• [Data to process]

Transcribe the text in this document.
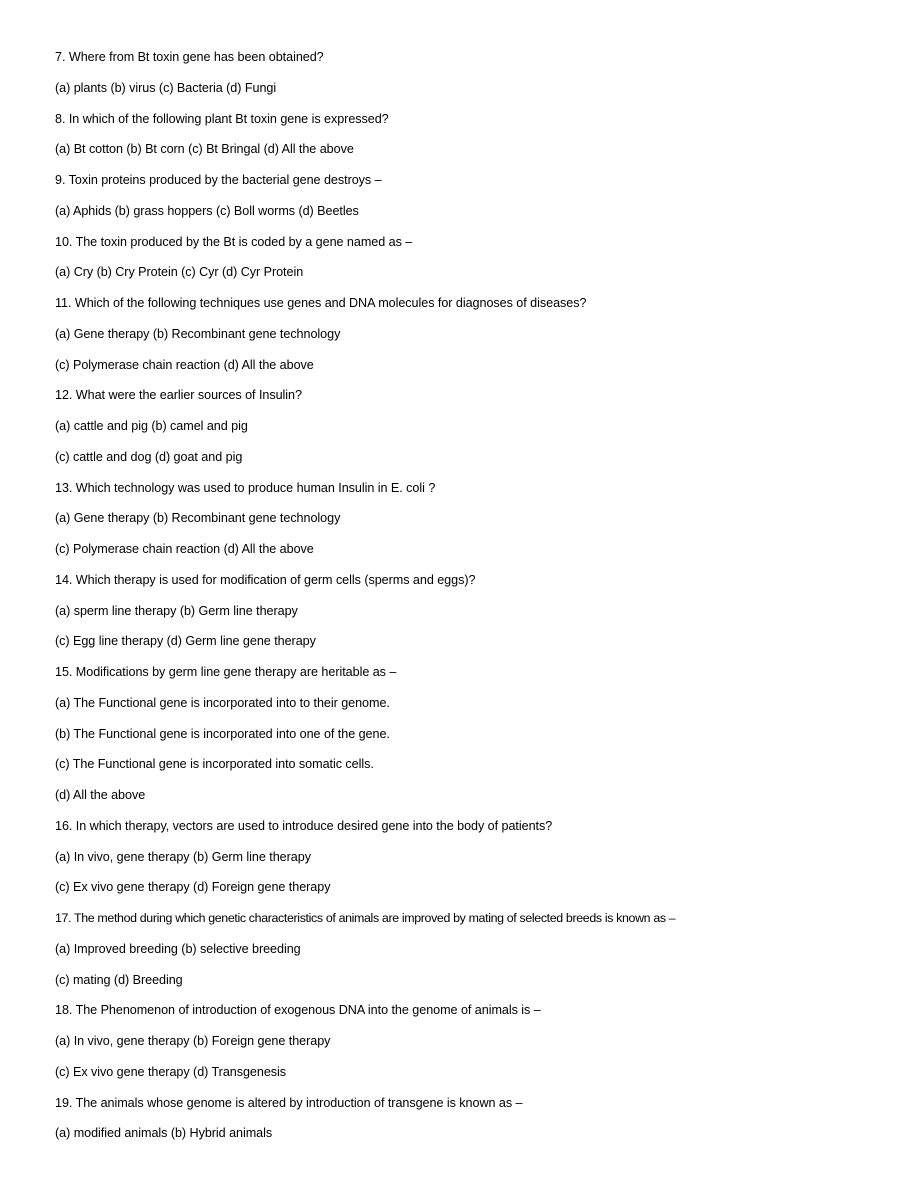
7. Where from Bt toxin gene has been obtained?
(a) plants (b) virus (c) Bacteria (d) Fungi
8. In which of the following plant Bt toxin gene is expressed?
(a) Bt cotton (b) Bt corn (c) Bt Bringal (d) All the above
9. Toxin proteins produced by the bacterial gene destroys –
(a) Aphids (b) grass hoppers (c) Boll worms (d) Beetles
10. The toxin produced by the Bt is coded by a gene named as –
(a) Cry (b) Cry Protein (c) Cyr (d) Cyr Protein
11. Which of the following techniques use genes and DNA molecules for diagnoses of diseases?
(a) Gene therapy (b) Recombinant gene technology
(c) Polymerase chain reaction (d) All the above
12. What were the earlier sources of Insulin?
(a) cattle and pig (b) camel and pig
(c) cattle and dog (d) goat and pig
13. Which technology was used to produce human Insulin in E. coli ?
(a) Gene therapy (b) Recombinant gene technology
(c) Polymerase chain reaction (d) All the above
14. Which therapy is used for modification of germ cells (sperms and eggs)?
(a) sperm line therapy (b) Germ line therapy
(c) Egg line therapy (d) Germ line gene therapy
15. Modifications by germ line gene therapy are heritable as –
(a) The Functional gene is incorporated into to their genome.
(b) The Functional gene is incorporated into one of the gene.
(c) The Functional gene is incorporated into somatic cells.
(d) All the above
16. In which therapy, vectors are used to introduce desired gene into the body of patients?
(a) In vivo, gene therapy (b) Germ line therapy
(c) Ex vivo gene therapy (d) Foreign gene therapy
17. The method during which genetic characteristics of animals are improved by mating of selected breeds is known as –
(a) Improved breeding (b) selective breeding
(c) mating (d) Breeding
18. The Phenomenon of introduction of exogenous DNA into the genome of animals is –
(a) In vivo, gene therapy (b) Foreign gene therapy
(c) Ex vivo gene therapy (d) Transgenesis
19. The animals whose genome is altered by introduction of transgene is known as –
(a) modified animals (b) Hybrid animals
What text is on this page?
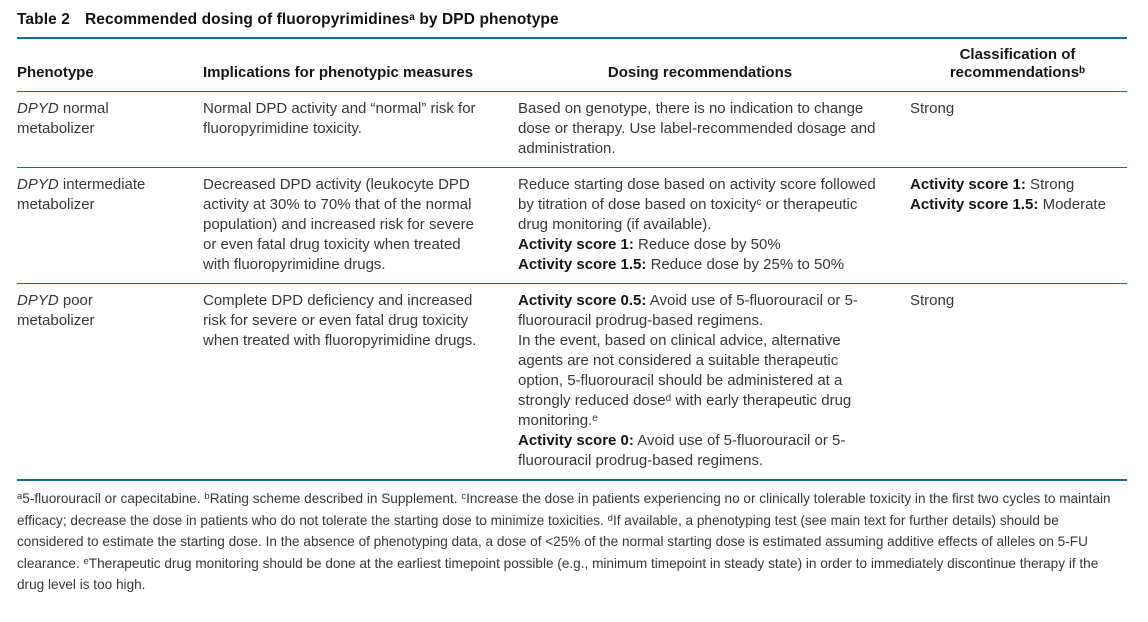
Table 2 Recommended dosing of fluoropyrimidines$^a$ by DPD phenotype
Phenotype	Implications for phenotypic measures	Dosing recommendations
Classification of
recommendations$^b$
DPYD normal metabolizer
Normal DPD activity and “normal” risk for fluoropyrimidine toxicity.
Based on genotype, there is no indication to change dose or therapy. Use label-recommended dosage and administration.
Strong
DPYD intermediate metabolizer
Decreased DPD activity (leukocyte DPD activity at 30% to 70% that of the normal population) and increased risk for severe or even fatal drug toxicity when treated with fluoropyrimidine drugs.
Reduce starting dose based on activity score followed by titration of dose based on toxicity$^c$ or therapeutic drug monitoring (if available).
Activity score 1: Reduce dose by 50%
Activity score 1.5: Reduce dose by 25% to 50%
Activity score 1: Strong
Activity score 1.5: Moderate
DPYD poor metabolizer
Complete DPD deficiency and increased risk for severe or even fatal drug toxicity when treated with fluoropyrimidine drugs.
Activity score 0.5: Avoid use of 5-fluorouracil or 5-fluorouracil prodrug-based regimens.
In the event, based on clinical advice, alternative agents are not considered a suitable therapeutic option, 5-fluorouracil should be administered at a strongly reduced dose$^d$ with early therapeutic drug monitoring.$^e$
Activity score 0: Avoid use of 5-fluorouracil or 5-fluorouracil prodrug-based regimens.
Strong
$^a$5-fluorouracil or capecitabine. $^b$Rating scheme described in Supplement. $^c$Increase the dose in patients experiencing no or clinically tolerable toxicity in the first two cycles to maintain efficacy; decrease the dose in patients who do not tolerate the starting dose to minimize toxicities. $^d$If available, a phenotyping test (see main text for further details) should be considered to estimate the starting dose. In the absence of phenotyping data, a dose of <25% of the normal starting dose is estimated assuming additive effects of alleles on 5-FU clearance. $^e$Therapeutic drug monitoring should be done at the earliest timepoint possible (e.g., minimum timepoint in steady state) in order to immediately discontinue therapy if the drug level is too high.
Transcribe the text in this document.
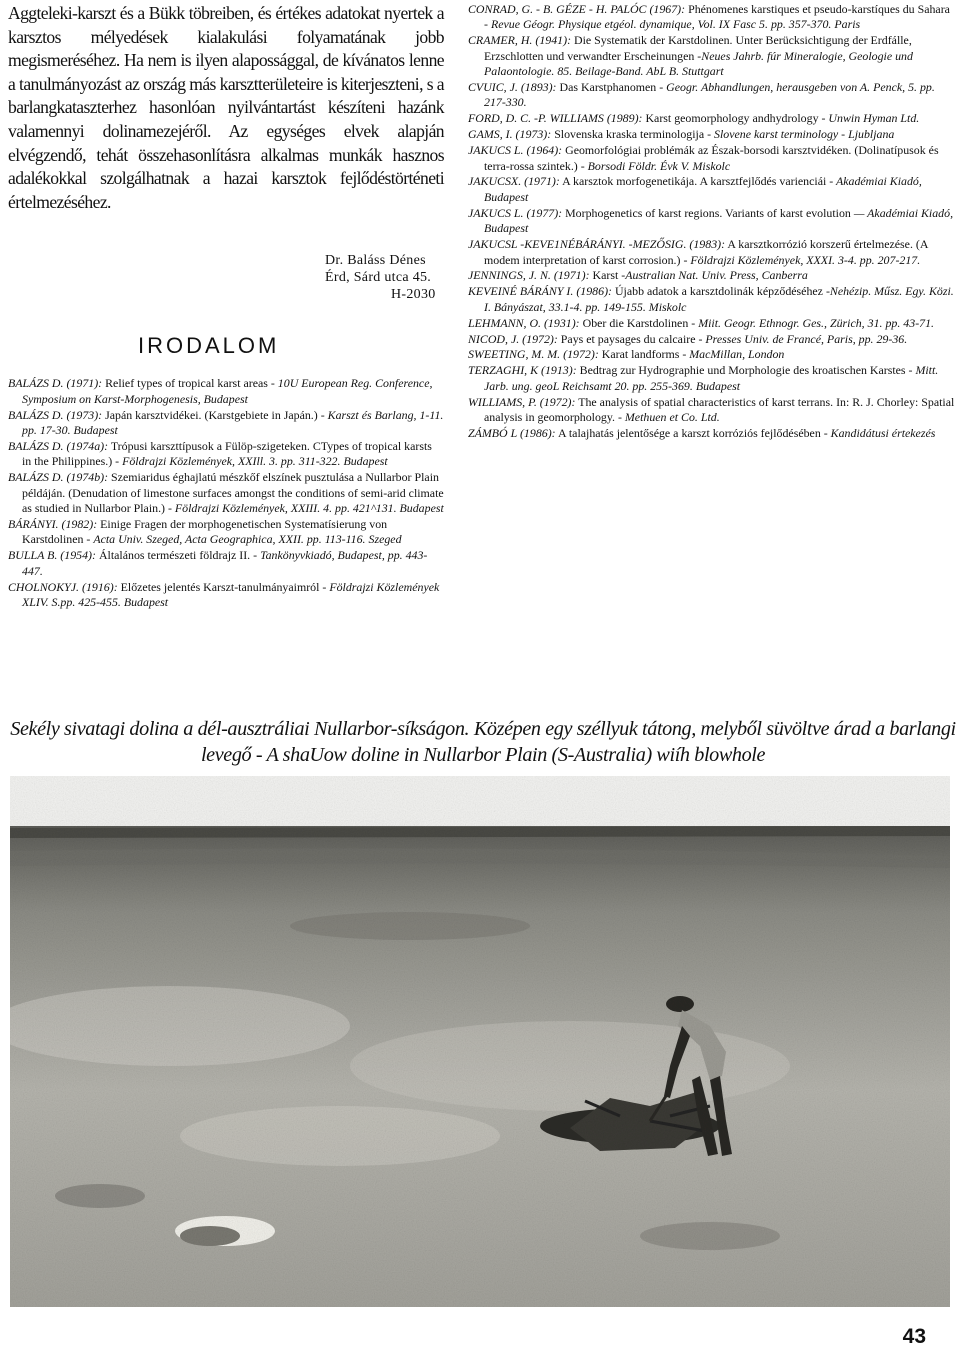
Aggteleki-karszt és a Bükk töbreiben, és értékes adatokat nyertek a karsztos mélyedések kialakulási folyamatának jobb megismeréséhez. Ha nem is ilyen alapossággal, de kívánatos lenne a tanulmányozást az ország más karsztterületeire is kiterjeszteni, s a barlangkataszterhez hasonlóan nyilvántartást készíteni hazánk valamennyi dolinamezejéről. Az egységes elvek alapján elvégzendő, tehát összehasonlításra alkalmas munkák hasznos adalékokkal szolgálhatnak a hazai karsztok fejlődéstörténeti értelmezéséhez.

Dr. Baláss Dénes
Érd, Sárd utca 45.
H-2030
IRODALOM

BALÁZS D. (1971): Relief types of tropical karst areas - 10U European Reg. Conference, Symposium on Karst-Morphogenesis, Budapest

BALÁZS D. (1973): Japán karsztvidékei. (Karstgebiete in Japán.) - Karszt és Barlang, 1-11. pp. 17-30. Budapest

BALÁZS D. (1974a): Trópusi karszttípusok a Fülöp-szigeteken. CTypes of tropical karsts in the Philippines.) - Földrajzi Közlemények, XXIll. 3. pp. 311-322. Budapest

BALÁZS D. (1974b): Szemiaridus éghajlatú mészkőf elszínek pusztulása a Nullarbor Plain példáján. (Denudation of limestone surfaces amongst the conditions of semi-arid climate as studied in Nullarbor Plain.) - Földrajzi Közlemények, XXIII. 4. pp. 421^131. Budapest

BÁRÁNYI. (1982): Einige Fragen der morphogenetischen Systematísierung von Karstdolinen - Acta Univ. Szeged, Acta Geographica, XXII. pp. 113-116. Szeged

BULLA B. (1954): Általános természeti földrajz II. - Tankönyvkiadó, Budapest, pp. 443-447.

CHOLNOKYJ. (1916): Előzetes jelentés Karszt-tanulmányaimról - Földrajzi Közlemények XLIV. S.pp. 425-455. Budapest

CONRAD, G. - B. GÉZE - H. PALÓC (1967): Phénomenes karstiques et pseudo-karstíques du Sahara - Revue Géogr. Physique etgéol. dynamique, Vol. IX Fasc 5. pp. 357-370. Paris

CRAMER, H. (1941): Die Systematik der Karstdolinen. Unter Berücksichtigung der Erdfálle, Erzschlotten und verwandter Erscheinungen -Neues Jahrb. fúr Mineralogie, Geologie und Palaontologie. 85. Beilage-Band. AbL B. Stuttgart

CVUIC, J. (1893): Das Karstphanomen - Geogr. Abhandlungen, herausgeben von A. Penck, 5. pp. 217-330.

FORD, D. C. -P. WILLIAMS (1989): Karst geomorphology andhydrology - Unwin Hyman Ltd.

GAMS, I. (1973): Slovenska kraska terminologija - Slovene karst terminology - Ljubljana

JAKUCS L. (1964): Geomorfológiai problémák az Észak-borsodi karsztvidéken. (Dolinatípusok és terra-rossa szintek.) - Borsodi Földr. Évk V. Miskolc

JAKUCSX. (1971): A karsztok morfogenetikája. A karsztfejlődés varienciái - Akadémiai Kiadó, Budapest

JAKUCS L. (1977): Morphogenetics of karst regions. Variants of karst evolution — Akadémiai Kiadó, Budapest

JAKUCSL -KEVE1NÉBÁRÁNYI. -MEZŐSIG. (1983): A karsztkorrózió korszerű értelmezése. (A modem interpretation of karst corrosion.) - Földrajzi Közlemények, XXXI. 3-4. pp. 207-217.

JENNINGS, J. N. (1971): Karst -Australian Nat. Univ. Press, Canberra

KEVEINÉ BÁRÁNY I. (1986): Újabb adatok a karsztdolinák képződéséhez -Nehézip. Műsz. Egy. Közi. I. Bányászat, 33.1-4. pp. 149-155. Miskolc

LEHMANN, O. (1931): Ober die Karstdolinen - Miit. Geogr. Ethnogr. Ges., Zürich, 31. pp. 43-71.

NICOD, J. (1972): Pays et paysages du calcaire - Presses Univ. de Francé, Paris, pp. 29-36.

SWEETING, M. M. (1972): Karat landforms - MacMillan, London

TERZAGHI, K (1913): Bedtrag zur Hydrographie und Morphologie des kroatischen Karstes - Mitt. Jarb. ung. geoL Reichsamt 20. pp. 255-369. Budapest

WILLIAMS, P. (1972): The analysis of spatial characteristics of karst terrans. In: R. J. Chorley: Spatial analysis in geomorphology. - Methuen et Co. Ltd.

ZÁMBÓ L (1986): A talajhatás jelentősége a karszt korróziós fejlődésében - Kandidátusi értekezés

Sekély sivatagi dolina a dél-ausztráliai Nullarbor-síkságon. Középen egy széllyuk tátong, melyből süvöltve árad a barlangi levegő - A shaUow doline in Nullarbor Plain (S-Australia) wiíh blowhole
43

• [Work instructions] Line count for the word "animals": tally the lines of the records above that hold it and give only that figure.

• [Problem solution] 4